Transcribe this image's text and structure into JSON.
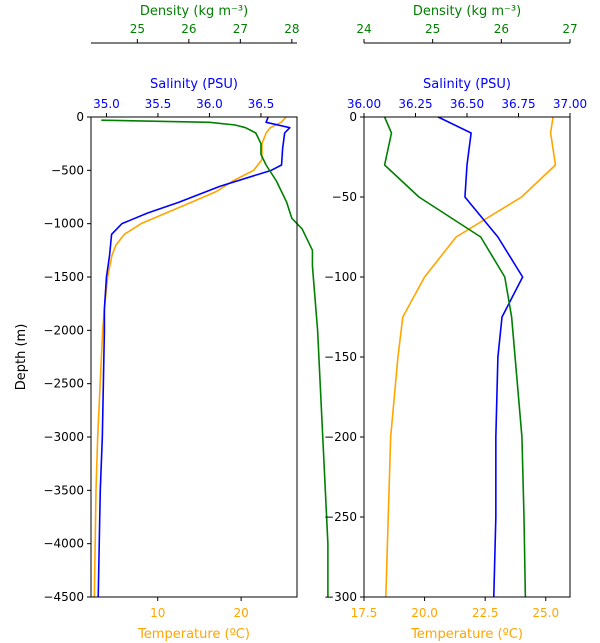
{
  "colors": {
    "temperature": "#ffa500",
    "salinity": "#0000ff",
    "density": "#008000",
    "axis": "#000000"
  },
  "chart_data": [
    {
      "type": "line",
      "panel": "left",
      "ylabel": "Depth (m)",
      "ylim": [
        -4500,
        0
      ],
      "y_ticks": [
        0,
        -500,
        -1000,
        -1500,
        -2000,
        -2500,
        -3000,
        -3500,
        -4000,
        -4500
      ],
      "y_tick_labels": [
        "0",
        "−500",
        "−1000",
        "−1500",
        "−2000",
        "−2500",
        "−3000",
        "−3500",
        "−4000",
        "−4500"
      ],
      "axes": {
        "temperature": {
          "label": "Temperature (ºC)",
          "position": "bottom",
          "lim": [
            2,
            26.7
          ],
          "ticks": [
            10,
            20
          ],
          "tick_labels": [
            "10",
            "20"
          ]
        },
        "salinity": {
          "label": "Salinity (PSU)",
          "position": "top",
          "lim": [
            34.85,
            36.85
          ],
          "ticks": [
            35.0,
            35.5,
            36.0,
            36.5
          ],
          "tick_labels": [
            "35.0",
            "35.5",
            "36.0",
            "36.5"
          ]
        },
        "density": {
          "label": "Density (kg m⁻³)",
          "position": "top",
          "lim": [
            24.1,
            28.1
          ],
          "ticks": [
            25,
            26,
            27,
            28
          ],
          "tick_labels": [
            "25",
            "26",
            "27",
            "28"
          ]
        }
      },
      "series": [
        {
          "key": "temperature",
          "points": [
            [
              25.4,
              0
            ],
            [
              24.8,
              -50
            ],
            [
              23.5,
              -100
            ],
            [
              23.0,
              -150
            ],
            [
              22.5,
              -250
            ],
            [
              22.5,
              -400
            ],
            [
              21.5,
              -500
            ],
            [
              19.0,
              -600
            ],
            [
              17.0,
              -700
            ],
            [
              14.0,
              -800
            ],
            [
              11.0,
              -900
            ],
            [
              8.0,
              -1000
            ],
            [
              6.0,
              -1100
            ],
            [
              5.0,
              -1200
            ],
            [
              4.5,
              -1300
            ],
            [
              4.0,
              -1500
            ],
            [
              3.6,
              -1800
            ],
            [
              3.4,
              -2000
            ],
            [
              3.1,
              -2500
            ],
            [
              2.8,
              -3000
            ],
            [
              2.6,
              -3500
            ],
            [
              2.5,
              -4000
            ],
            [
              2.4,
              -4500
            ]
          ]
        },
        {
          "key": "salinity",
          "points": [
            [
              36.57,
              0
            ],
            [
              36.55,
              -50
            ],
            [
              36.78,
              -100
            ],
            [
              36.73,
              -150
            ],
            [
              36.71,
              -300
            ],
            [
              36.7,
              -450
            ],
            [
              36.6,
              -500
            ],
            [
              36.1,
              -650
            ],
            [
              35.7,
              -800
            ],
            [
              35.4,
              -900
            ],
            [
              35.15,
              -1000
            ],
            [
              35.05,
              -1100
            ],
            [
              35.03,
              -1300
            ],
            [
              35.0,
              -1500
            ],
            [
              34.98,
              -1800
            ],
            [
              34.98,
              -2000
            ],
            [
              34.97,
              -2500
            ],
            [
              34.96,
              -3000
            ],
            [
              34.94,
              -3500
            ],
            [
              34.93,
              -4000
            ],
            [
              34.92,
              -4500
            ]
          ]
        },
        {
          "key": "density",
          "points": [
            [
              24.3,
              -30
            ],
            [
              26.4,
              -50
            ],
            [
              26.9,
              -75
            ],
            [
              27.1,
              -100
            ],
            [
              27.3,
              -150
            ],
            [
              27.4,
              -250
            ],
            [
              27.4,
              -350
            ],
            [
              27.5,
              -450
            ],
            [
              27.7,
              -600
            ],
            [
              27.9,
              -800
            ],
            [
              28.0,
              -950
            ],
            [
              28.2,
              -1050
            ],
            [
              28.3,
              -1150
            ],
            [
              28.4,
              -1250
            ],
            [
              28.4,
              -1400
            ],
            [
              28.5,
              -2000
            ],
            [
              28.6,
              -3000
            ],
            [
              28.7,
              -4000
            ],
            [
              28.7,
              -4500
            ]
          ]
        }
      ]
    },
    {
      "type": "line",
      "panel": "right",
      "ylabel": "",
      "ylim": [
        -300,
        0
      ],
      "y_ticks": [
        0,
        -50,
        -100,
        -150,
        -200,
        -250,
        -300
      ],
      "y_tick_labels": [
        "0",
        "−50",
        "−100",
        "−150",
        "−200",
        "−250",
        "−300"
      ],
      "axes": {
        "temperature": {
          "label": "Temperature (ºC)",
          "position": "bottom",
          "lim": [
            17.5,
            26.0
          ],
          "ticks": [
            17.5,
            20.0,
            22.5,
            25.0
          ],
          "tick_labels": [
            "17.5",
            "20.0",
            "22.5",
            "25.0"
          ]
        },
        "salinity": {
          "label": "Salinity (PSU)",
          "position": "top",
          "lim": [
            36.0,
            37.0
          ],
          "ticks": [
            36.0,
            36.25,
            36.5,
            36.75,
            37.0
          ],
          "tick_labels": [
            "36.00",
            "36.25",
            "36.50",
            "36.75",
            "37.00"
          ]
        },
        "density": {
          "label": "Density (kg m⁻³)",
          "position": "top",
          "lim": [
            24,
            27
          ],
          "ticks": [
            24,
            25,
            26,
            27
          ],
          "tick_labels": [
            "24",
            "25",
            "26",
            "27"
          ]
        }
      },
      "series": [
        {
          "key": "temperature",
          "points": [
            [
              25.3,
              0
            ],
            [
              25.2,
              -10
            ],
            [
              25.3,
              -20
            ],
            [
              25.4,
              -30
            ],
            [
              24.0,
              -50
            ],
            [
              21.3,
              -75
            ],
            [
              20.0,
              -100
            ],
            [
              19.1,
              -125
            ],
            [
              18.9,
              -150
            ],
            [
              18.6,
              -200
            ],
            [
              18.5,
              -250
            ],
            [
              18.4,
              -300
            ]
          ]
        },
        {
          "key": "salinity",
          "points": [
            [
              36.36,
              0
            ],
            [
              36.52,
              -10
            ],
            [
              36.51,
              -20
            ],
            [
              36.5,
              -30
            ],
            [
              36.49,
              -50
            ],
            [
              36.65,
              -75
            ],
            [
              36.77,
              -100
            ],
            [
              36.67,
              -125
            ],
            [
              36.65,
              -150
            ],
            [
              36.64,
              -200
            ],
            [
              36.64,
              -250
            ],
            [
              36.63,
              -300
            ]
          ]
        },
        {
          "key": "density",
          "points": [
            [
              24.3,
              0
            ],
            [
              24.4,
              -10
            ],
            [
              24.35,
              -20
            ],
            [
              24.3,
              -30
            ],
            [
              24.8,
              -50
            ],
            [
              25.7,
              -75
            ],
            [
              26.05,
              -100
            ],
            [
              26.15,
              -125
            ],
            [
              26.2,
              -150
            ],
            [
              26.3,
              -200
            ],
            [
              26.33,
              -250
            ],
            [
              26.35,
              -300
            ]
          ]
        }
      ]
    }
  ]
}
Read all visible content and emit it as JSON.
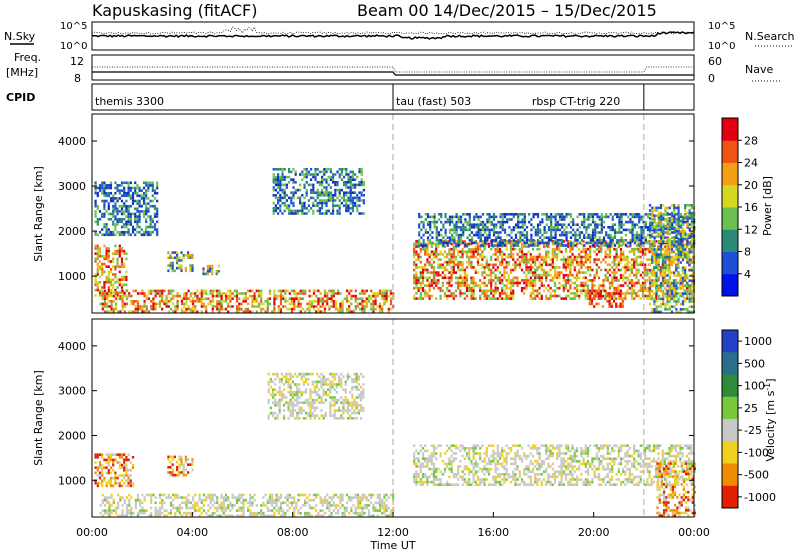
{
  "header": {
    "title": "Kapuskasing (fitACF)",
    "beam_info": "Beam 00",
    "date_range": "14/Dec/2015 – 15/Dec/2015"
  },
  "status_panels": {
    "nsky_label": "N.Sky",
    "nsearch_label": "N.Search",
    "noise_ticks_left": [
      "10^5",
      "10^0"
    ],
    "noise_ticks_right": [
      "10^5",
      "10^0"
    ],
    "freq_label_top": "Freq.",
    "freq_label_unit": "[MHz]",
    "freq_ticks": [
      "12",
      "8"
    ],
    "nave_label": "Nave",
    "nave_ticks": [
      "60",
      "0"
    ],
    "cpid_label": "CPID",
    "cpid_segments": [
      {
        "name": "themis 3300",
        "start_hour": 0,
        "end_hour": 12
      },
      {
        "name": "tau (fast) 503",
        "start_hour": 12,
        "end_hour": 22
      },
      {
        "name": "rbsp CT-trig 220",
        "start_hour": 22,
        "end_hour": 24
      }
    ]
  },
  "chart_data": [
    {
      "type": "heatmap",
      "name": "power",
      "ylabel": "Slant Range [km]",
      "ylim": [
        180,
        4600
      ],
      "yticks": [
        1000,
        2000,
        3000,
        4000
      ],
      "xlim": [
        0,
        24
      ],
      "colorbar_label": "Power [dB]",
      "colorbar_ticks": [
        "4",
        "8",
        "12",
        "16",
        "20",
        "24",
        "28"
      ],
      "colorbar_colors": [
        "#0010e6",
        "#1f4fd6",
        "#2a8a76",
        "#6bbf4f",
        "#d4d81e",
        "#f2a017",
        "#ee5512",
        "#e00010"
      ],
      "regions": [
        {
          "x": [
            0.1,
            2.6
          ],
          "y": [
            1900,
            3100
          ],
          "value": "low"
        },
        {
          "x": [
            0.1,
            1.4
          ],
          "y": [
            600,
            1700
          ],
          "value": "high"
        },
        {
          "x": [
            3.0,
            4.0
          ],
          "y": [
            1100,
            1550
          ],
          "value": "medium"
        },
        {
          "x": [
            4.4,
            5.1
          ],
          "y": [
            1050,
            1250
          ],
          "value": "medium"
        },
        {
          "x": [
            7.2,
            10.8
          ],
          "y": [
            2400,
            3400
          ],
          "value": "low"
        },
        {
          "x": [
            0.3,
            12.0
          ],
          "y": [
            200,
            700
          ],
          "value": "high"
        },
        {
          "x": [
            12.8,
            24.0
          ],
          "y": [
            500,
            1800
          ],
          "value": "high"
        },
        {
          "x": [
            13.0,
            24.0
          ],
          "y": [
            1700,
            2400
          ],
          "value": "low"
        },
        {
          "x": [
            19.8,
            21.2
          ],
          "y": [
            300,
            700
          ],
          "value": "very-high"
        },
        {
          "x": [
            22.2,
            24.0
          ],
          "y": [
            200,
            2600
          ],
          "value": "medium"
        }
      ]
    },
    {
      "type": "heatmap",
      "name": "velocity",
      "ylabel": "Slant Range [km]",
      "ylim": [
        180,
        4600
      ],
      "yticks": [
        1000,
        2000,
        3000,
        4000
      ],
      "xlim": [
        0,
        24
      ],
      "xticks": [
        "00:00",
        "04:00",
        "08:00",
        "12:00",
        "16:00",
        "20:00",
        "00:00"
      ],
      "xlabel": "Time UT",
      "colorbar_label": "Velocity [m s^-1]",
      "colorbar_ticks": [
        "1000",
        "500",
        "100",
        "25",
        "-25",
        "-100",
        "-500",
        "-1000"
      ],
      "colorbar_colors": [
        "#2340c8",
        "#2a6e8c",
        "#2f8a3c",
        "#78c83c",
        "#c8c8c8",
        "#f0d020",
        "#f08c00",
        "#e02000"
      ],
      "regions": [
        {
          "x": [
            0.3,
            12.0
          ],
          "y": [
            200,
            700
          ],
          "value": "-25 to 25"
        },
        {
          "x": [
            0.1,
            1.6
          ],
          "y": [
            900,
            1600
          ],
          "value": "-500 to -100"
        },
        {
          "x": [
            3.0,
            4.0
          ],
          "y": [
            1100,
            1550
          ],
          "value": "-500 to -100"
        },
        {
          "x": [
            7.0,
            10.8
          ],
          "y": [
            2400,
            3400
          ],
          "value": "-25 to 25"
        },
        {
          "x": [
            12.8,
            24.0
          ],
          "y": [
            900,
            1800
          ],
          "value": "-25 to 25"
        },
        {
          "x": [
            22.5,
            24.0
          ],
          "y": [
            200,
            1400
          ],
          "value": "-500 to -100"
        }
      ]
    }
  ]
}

■ **What to do**
Copy out every line in the listing where the word "ylabel" appears.

■ **Task result**
      "ylabel": "Depth (m)",
      "ylabel": "",
      "ylabel": "Slant Range [km]",
      "ylabel": "Slant Range [km]",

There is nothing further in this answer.